## WHAT YOU ARE ASKED TO DO
Could you filter the records below and return each line that holds "scrollbar"?

______

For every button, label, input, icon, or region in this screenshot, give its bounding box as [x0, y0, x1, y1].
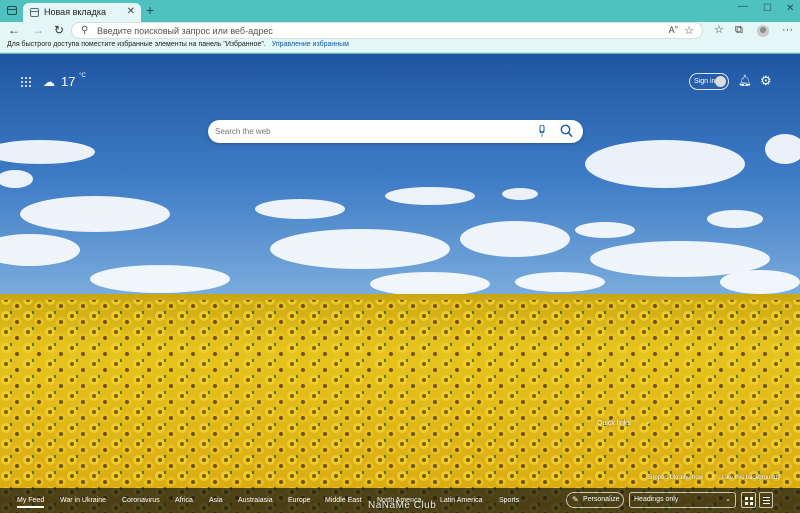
feed-tab-coronavirus[interactable]: Coronavirus: [122, 497, 160, 504]
tab-new-tab[interactable]: Новая вкладка ✕: [23, 3, 141, 22]
tab-title: Новая вкладка: [44, 7, 107, 17]
feed-tab-australasia[interactable]: Australasia: [238, 497, 273, 504]
chevron-down-icon[interactable]: ⌄: [645, 418, 651, 426]
favorites-bar-hint: Для быстрого доступа поместите избранные…: [7, 41, 349, 48]
weather-temperature[interactable]: 17 °C: [61, 73, 86, 89]
close-window-button[interactable]: ✕: [786, 3, 794, 14]
minimize-button[interactable]: —: [738, 1, 748, 12]
new-tab-page-icon: [30, 8, 39, 17]
tab-close-button[interactable]: ✕: [127, 6, 135, 18]
list-view-button[interactable]: [759, 492, 773, 508]
search-icon: ⚲: [81, 25, 89, 36]
search-icon[interactable]: [560, 124, 573, 138]
manage-favorites-link[interactable]: Управление избранным: [272, 41, 349, 48]
layout-dropdown-value: Headings only: [634, 496, 679, 503]
personalize-label: Personalize: [583, 496, 620, 503]
watermark-text: NaNaMe Club: [368, 500, 437, 511]
favorites-icon[interactable]: ☆: [714, 24, 724, 37]
feed-tab-war-in-ukraine[interactable]: War in Ukraine: [60, 497, 106, 504]
title-bar: Новая вкладка ✕ + — ☐ ✕: [0, 0, 800, 22]
refresh-icon[interactable]: ↻: [54, 23, 64, 38]
profile-icon[interactable]: [757, 25, 769, 37]
forward-icon[interactable]: →: [32, 23, 44, 38]
collections-icon[interactable]: ⧉: [735, 24, 743, 37]
microphone-icon[interactable]: [539, 125, 545, 137]
personalize-button[interactable]: ✎ Personalize: [566, 492, 624, 508]
web-search-box: [208, 120, 583, 143]
feed-tab-latin-america[interactable]: Latin America: [440, 497, 482, 504]
favorites-bar: Для быстрого доступа поместите избранные…: [0, 40, 800, 53]
maximize-button[interactable]: ☐: [763, 3, 772, 14]
address-bar[interactable]: ⚲ Введите поисковый запрос или веб-адрес…: [71, 22, 703, 39]
grid-view-button[interactable]: [741, 492, 756, 508]
chevron-down-icon: ⌄: [725, 496, 731, 503]
like-icon[interactable]: ♡: [711, 474, 717, 482]
menu-icon[interactable]: ···: [782, 24, 793, 37]
layout-dropdown[interactable]: Headings only ⌄: [629, 492, 736, 508]
feed-tab-my-feed[interactable]: My Feed: [17, 497, 45, 508]
feed-tab-middle-east[interactable]: Middle East: [325, 497, 362, 504]
feed-tab-asia[interactable]: Asia: [209, 497, 223, 504]
search-input[interactable]: [215, 124, 515, 139]
tab-actions-icon[interactable]: [7, 6, 17, 15]
address-placeholder: Введите поисковый запрос или веб-адрес: [97, 26, 273, 36]
like-background-link[interactable]: Like this background?: [722, 475, 780, 481]
avatar: [715, 76, 726, 87]
feed-tab-europe[interactable]: Europe: [288, 497, 311, 504]
cloud-icon[interactable]: ☁: [43, 75, 55, 89]
notifications-bell-icon[interactable]: 🔔︎: [738, 74, 752, 87]
support-ukraine-link[interactable]: Support Ukraine now: [647, 475, 703, 481]
sign-in-button[interactable]: Sign in: [689, 73, 729, 90]
new-tab-button[interactable]: +: [146, 3, 154, 17]
read-aloud-icon[interactable]: A»: [669, 25, 678, 35]
quick-links-toggle[interactable]: Quick links: [597, 420, 631, 427]
feed-tab-africa[interactable]: Africa: [175, 497, 193, 504]
feed-tab-sports[interactable]: Sports: [499, 497, 519, 504]
gear-icon[interactable]: ⚙: [760, 73, 772, 89]
pencil-icon: ✎: [572, 495, 579, 504]
apps-launcher-icon[interactable]: [21, 77, 31, 87]
favorites-bar-text: Для быстрого доступа поместите избранные…: [7, 41, 266, 48]
new-tab-page: ☁ 17 °C Sign in 🔔︎ ⚙ Quick links ⌄ Suppo…: [0, 54, 800, 513]
back-icon[interactable]: ←: [8, 23, 20, 38]
temperature-unit: °C: [79, 73, 86, 79]
sign-in-label: Sign in: [694, 78, 716, 85]
add-favorite-icon[interactable]: ☆: [684, 24, 694, 37]
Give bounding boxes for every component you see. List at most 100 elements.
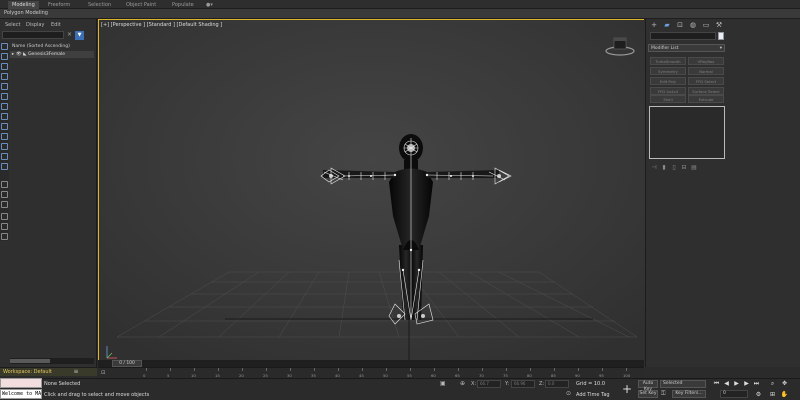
modifier-list-dropdown[interactable]: Modifier List ▾ (648, 44, 725, 52)
maxscript-listener-input[interactable] (0, 378, 42, 388)
explorer-menu-edit[interactable]: Edit (51, 22, 61, 28)
edit-poly-button[interactable]: Edit Poly (650, 77, 686, 85)
time-tag-icon[interactable]: ⊙ (566, 390, 571, 397)
key-icon[interactable]: ⚿ (661, 390, 666, 398)
explorer-menu-select[interactable]: Select (5, 22, 20, 28)
vraybox-button[interactable]: VRayBox (688, 57, 724, 65)
modify-tab-icon[interactable]: ▰ (662, 21, 672, 30)
display-all-icon[interactable] (1, 53, 8, 60)
explorer-column-header[interactable]: Name (Sorted Ascending) (10, 43, 94, 50)
go-to-start-icon[interactable]: ⏮ (712, 379, 721, 388)
add-time-tag[interactable]: Add Time Tag (576, 392, 610, 398)
find-icon[interactable] (1, 213, 8, 220)
sort-icon[interactable] (1, 201, 8, 208)
zoom-icon[interactable]: ⌕ (768, 379, 777, 388)
motion-tab-icon[interactable]: ◍ (688, 21, 698, 30)
tab-freeform[interactable]: Freeform (44, 1, 74, 9)
surface-select-button[interactable]: Surface Select (688, 87, 724, 95)
ffd-select-button[interactable]: FFD Select (688, 77, 724, 85)
visibility-icon[interactable]: 👁 (16, 52, 22, 57)
absolute-mode-icon[interactable]: ⊕ (460, 380, 465, 387)
ffd-4x4x4-button[interactable]: FFD 4x4x4 (650, 87, 686, 95)
current-frame-field[interactable]: 0 (720, 390, 748, 398)
hierarchy-icon[interactable] (1, 191, 8, 198)
x-coordinate-field[interactable]: 66.7 (477, 380, 501, 388)
tab-selection[interactable]: Selection (84, 1, 115, 9)
layer-icon[interactable] (1, 181, 8, 188)
time-config-icon[interactable]: ⚙ (754, 390, 763, 399)
tab-populate[interactable]: Populate (168, 1, 198, 9)
next-frame-icon[interactable]: ▶ (742, 379, 751, 388)
time-slider-thumb[interactable]: 0 / 100 (112, 360, 142, 367)
z-coordinate-field[interactable]: 0.0 (545, 380, 569, 388)
explorer-search-input[interactable] (2, 31, 64, 39)
light-filter-icon[interactable] (1, 93, 8, 100)
trackbar-tick (458, 368, 459, 371)
turbosmooth-button[interactable]: TurboSmooth (650, 57, 686, 65)
set-key-button[interactable]: Set Key (638, 390, 658, 398)
scrollbar-thumb[interactable] (10, 359, 50, 363)
utilities-tab-icon[interactable]: ⚒ (714, 21, 724, 30)
create-tab-icon[interactable]: + (649, 21, 659, 30)
shape-filter-icon[interactable] (1, 83, 8, 90)
select-similar-icon[interactable] (1, 223, 8, 230)
perspective-viewport[interactable]: [+] [Perspective ] [Standard ] [Default … (98, 19, 645, 368)
orbit-icon[interactable]: ✥ (780, 379, 789, 388)
ribbon-subtitle[interactable]: Polygon Modeling (4, 10, 48, 16)
hierarchy-tab-icon[interactable]: ⊡ (675, 21, 685, 30)
group-filter-icon[interactable] (1, 133, 8, 140)
modifier-stack[interactable] (649, 106, 725, 159)
ribbon-options-icon[interactable]: ●▾ (202, 1, 217, 9)
tab-object-paint[interactable]: Object Paint (122, 1, 160, 9)
configure-modifier-sets-icon[interactable]: ▤ (690, 164, 698, 171)
explorer-scrollbar[interactable] (10, 358, 94, 364)
geometry-filter-icon[interactable] (1, 73, 8, 80)
viewport-label[interactable]: [+] [Perspective ] [Standard ] [Default … (101, 22, 222, 28)
zoom-extents-icon[interactable]: ⊞ (768, 390, 777, 399)
layers-icon[interactable]: ≡ (72, 368, 80, 376)
clear-search-icon[interactable]: × (66, 31, 73, 39)
shell-button[interactable]: Shell (650, 95, 686, 103)
maxscript-output[interactable]: Welcome to MAXScript (0, 389, 42, 399)
previous-frame-icon[interactable]: ◀ (722, 379, 731, 388)
container-filter-icon[interactable] (1, 163, 8, 170)
xref-filter-icon[interactable] (1, 143, 8, 150)
symmetry-button[interactable]: Symmetry (650, 67, 686, 75)
make-unique-icon[interactable]: ▯ (670, 164, 678, 171)
go-to-end-icon[interactable]: ⏭ (752, 379, 761, 388)
add-key-icon[interactable]: + (622, 382, 632, 396)
trackbar-filter-icon[interactable]: ⊡ (101, 370, 105, 376)
remove-modifier-icon[interactable]: ⊟ (680, 164, 688, 171)
track-bar[interactable]: ⊡ 0 5 10 15 20 25 30 35 40 45 50 55 60 65 70 75 80 85 90 95… (98, 367, 644, 378)
workspace-selector[interactable]: Workspace: Default (0, 367, 97, 376)
viewcube-icon[interactable] (605, 34, 635, 56)
key-mode-dropdown[interactable]: Selected (660, 380, 706, 388)
filter-icon[interactable]: ▼ (75, 31, 84, 40)
explorer-row[interactable]: ▸ 👁 ◣ Genesis3Female (10, 51, 94, 58)
pan-icon[interactable]: ✋ (780, 390, 789, 399)
y-coordinate-field[interactable]: 66.96 (511, 380, 535, 388)
spacewarp-filter-icon[interactable] (1, 123, 8, 130)
play-icon[interactable]: ▶ (732, 379, 741, 388)
display-none-icon[interactable] (1, 43, 8, 50)
time-slider[interactable]: 0 / 100 (98, 360, 644, 367)
camera-filter-icon[interactable] (1, 103, 8, 110)
isolate-icon[interactable]: ▣ (440, 380, 446, 387)
display-invert-icon[interactable] (1, 63, 8, 70)
object-color-swatch[interactable] (718, 32, 724, 40)
extrude-button[interactable]: Extrude (688, 95, 724, 103)
display-tab-icon[interactable]: ▭ (701, 21, 711, 30)
normal-button[interactable]: Normal (688, 67, 724, 75)
helper-filter-icon[interactable] (1, 113, 8, 120)
prompt-line: Click and drag to select and move object… (44, 392, 150, 398)
key-filters-button[interactable]: Key Filters... (672, 390, 706, 398)
auto-key-button[interactable]: Auto Key (638, 380, 658, 392)
show-end-result-icon[interactable]: ▮ (660, 164, 668, 171)
tab-modeling[interactable]: Modeling (8, 1, 39, 9)
pin-stack-icon[interactable]: ⊣ (650, 164, 658, 171)
explorer-menu-display[interactable]: Display (26, 22, 44, 28)
explorer-toolbar (0, 41, 9, 241)
folder-icon[interactable] (1, 233, 8, 240)
object-name-field[interactable] (650, 32, 716, 40)
bone-filter-icon[interactable] (1, 153, 8, 160)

______

## TASK SOLUTION
scrollbar-thumb[interactable] (10, 359, 50, 363)
explorer-scrollbar[interactable] (10, 358, 94, 364)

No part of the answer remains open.